Will you give the material below again, every line exactly as it is?
--- Start Provided records ---
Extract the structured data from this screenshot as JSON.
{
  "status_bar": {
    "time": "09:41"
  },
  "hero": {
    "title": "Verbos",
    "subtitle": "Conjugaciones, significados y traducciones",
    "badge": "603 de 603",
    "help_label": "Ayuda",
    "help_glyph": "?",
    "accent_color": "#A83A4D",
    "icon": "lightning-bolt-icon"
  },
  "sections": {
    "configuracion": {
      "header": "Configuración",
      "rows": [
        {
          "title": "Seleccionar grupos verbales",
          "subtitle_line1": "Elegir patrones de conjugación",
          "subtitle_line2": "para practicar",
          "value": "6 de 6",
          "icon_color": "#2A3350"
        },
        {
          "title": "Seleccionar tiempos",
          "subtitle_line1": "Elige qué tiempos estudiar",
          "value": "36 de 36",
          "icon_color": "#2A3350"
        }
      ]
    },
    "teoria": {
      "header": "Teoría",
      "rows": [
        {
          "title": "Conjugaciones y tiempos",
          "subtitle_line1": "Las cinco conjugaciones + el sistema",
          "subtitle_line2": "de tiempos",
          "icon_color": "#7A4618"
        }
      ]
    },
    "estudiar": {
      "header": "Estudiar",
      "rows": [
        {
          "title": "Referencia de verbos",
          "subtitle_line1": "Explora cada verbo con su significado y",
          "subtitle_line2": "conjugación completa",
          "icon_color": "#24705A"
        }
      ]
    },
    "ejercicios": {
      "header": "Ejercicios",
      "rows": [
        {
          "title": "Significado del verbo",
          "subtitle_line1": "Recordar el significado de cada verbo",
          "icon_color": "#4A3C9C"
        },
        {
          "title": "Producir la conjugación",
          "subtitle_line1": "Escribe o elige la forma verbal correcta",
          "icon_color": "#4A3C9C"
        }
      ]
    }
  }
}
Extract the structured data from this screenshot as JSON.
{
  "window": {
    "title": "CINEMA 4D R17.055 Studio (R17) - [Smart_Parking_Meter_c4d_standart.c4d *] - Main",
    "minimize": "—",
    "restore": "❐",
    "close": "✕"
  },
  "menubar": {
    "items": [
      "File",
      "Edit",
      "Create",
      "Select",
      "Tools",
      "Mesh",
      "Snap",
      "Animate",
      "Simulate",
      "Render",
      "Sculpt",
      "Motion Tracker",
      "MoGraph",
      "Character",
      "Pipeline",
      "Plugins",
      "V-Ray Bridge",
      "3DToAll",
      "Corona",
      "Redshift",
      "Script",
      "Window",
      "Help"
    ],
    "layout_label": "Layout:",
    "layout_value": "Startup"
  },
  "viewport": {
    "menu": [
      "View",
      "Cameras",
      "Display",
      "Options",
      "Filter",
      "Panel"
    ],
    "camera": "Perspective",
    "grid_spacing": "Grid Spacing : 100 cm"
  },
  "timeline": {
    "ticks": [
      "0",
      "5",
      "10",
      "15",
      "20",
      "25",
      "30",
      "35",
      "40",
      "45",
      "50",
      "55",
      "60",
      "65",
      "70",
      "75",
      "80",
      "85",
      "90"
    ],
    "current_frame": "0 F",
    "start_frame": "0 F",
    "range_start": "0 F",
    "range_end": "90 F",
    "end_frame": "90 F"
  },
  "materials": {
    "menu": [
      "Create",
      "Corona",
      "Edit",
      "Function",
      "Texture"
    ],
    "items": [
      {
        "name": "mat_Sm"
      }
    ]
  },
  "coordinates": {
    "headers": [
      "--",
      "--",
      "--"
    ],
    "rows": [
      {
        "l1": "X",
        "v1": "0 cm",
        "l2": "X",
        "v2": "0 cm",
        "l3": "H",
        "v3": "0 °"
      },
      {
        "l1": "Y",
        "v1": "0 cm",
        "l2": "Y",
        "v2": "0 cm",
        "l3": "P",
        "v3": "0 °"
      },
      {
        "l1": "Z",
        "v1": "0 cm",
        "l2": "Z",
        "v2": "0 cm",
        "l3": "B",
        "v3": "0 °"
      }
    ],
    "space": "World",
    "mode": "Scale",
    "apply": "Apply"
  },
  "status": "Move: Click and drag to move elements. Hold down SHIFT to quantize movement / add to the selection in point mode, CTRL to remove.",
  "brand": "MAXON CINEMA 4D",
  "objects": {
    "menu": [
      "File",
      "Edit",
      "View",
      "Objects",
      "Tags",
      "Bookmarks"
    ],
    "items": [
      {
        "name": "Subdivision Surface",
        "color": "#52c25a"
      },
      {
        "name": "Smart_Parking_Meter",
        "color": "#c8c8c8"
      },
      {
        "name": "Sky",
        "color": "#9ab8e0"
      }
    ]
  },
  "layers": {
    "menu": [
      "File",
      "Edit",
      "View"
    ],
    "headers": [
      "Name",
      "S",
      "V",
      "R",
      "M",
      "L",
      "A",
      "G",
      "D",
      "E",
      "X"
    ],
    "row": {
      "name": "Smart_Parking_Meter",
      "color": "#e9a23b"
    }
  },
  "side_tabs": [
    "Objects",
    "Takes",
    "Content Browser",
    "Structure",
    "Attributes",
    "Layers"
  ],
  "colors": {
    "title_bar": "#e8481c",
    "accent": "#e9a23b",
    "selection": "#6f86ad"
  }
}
--- End Provided records ---
*The output*.
Extract the structured data from this screenshot as JSON.
{
  "status_bar": {
    "time": "09:41"
  },
  "hero": {
    "title": "Verbos",
    "subtitle": "Conjugaciones, significados y traducciones",
    "badge": "603 de 603",
    "help_label": "Ayuda",
    "help_glyph": "?",
    "accent_color": "#A83A4D",
    "icon": "lightning-bolt-icon"
  },
  "sections": {
    "configuracion": {
      "header": "Configuración",
      "rows": [
        {
          "title": "Seleccionar grupos verbales",
          "subtitle_line1": "Elegir patrones de conjugación",
          "subtitle_line2": "para practicar",
          "value": "6 de 6",
          "icon_color": "#2A3350"
        },
        {
          "title": "Seleccionar tiempos",
          "subtitle_line1": "Elige qué tiempos estudiar",
          "value": "36 de 36",
          "icon_color": "#2A3350"
        }
      ]
    },
    "teoria": {
      "header": "Teoría",
      "rows": [
        {
          "title": "Conjugaciones y tiempos",
          "subtitle_line1": "Las cinco conjugaciones + el sistema",
          "subtitle_line2": "de tiempos",
          "icon_color": "#7A4618"
        }
      ]
    },
    "estudiar": {
      "header": "Estudiar",
      "rows": [
        {
          "title": "Referencia de verbos",
          "subtitle_line1": "Explora cada verbo con su significado y",
          "subtitle_line2": "conjugación completa",
          "icon_color": "#24705A"
        }
      ]
    },
    "ejercicios": {
      "header": "Ejercicios",
      "rows": [
        {
          "title": "Significado del verbo",
          "subtitle_line1": "Recordar el significado de cada verbo",
          "icon_color": "#4A3C9C"
        },
        {
          "title": "Producir la conjugación",
          "subtitle_line1": "Escribe o elige la forma verbal correcta",
          "icon_color": "#4A3C9C"
        }
      ]
    }
  }
}
Extract the structured data from this screenshot as JSON.
{
  "window": {
    "title": "CINEMA 4D R17.055 Studio (R17) - [Smart_Parking_Meter_c4d_standart.c4d *] - Main",
    "minimize": "—",
    "restore": "❐",
    "close": "✕"
  },
  "menubar": {
    "items": [
      "File",
      "Edit",
      "Create",
      "Select",
      "Tools",
      "Mesh",
      "Snap",
      "Animate",
      "Simulate",
      "Render",
      "Sculpt",
      "Motion Tracker",
      "MoGraph",
      "Character",
      "Pipeline",
      "Plugins",
      "V-Ray Bridge",
      "3DToAll",
      "Corona",
      "Redshift",
      "Script",
      "Window",
      "Help"
    ],
    "layout_label": "Layout:",
    "layout_value": "Startup"
  },
  "viewport": {
    "menu": [
      "View",
      "Cameras",
      "Display",
      "Options",
      "Filter",
      "Panel"
    ],
    "camera": "Perspective",
    "grid_spacing": "Grid Spacing : 100 cm"
  },
  "timeline": {
    "ticks": [
      "0",
      "5",
      "10",
      "15",
      "20",
      "25",
      "30",
      "35",
      "40",
      "45",
      "50",
      "55",
      "60",
      "65",
      "70",
      "75",
      "80",
      "85",
      "90"
    ],
    "current_frame": "0 F",
    "start_frame": "0 F",
    "range_start": "0 F",
    "range_end": "90 F",
    "end_frame": "90 F"
  },
  "materials": {
    "menu": [
      "Create",
      "Corona",
      "Edit",
      "Function",
      "Texture"
    ],
    "items": [
      {
        "name": "mat_Sm"
      }
    ]
  },
  "coordinates": {
    "headers": [
      "--",
      "--",
      "--"
    ],
    "rows": [
      {
        "l1": "X",
        "v1": "0 cm",
        "l2": "X",
        "v2": "0 cm",
        "l3": "H",
        "v3": "0 °"
      },
      {
        "l1": "Y",
        "v1": "0 cm",
        "l2": "Y",
        "v2": "0 cm",
        "l3": "P",
        "v3": "0 °"
      },
      {
        "l1": "Z",
        "v1": "0 cm",
        "l2": "Z",
        "v2": "0 cm",
        "l3": "B",
        "v3": "0 °"
      }
    ],
    "space": "World",
    "mode": "Scale",
    "apply": "Apply"
  },
  "status": "Move: Click and drag to move elements. Hold down SHIFT to quantize movement / add to the selection in point mode, CTRL to remove.",
  "brand": "MAXON CINEMA 4D",
  "objects": {
    "menu": [
      "File",
      "Edit",
      "View",
      "Objects",
      "Tags",
      "Bookmarks"
    ],
    "items": [
      {
        "name": "Subdivision Surface",
        "color": "#52c25a"
      },
      {
        "name": "Smart_Parking_Meter",
        "color": "#c8c8c8"
      },
      {
        "name": "Sky",
        "color": "#9ab8e0"
      }
    ]
  },
  "layers": {
    "menu": [
      "File",
      "Edit",
      "View"
    ],
    "headers": [
      "Name",
      "S",
      "V",
      "R",
      "M",
      "L",
      "A",
      "G",
      "D",
      "E",
      "X"
    ],
    "row": {
      "name": "Smart_Parking_Meter",
      "color": "#e9a23b"
    }
  },
  "side_tabs": [
    "Objects",
    "Takes",
    "Content Browser",
    "Structure",
    "Attributes",
    "Layers"
  ],
  "colors": {
    "title_bar": "#e8481c",
    "accent": "#e9a23b",
    "selection": "#6f86ad"
  }
}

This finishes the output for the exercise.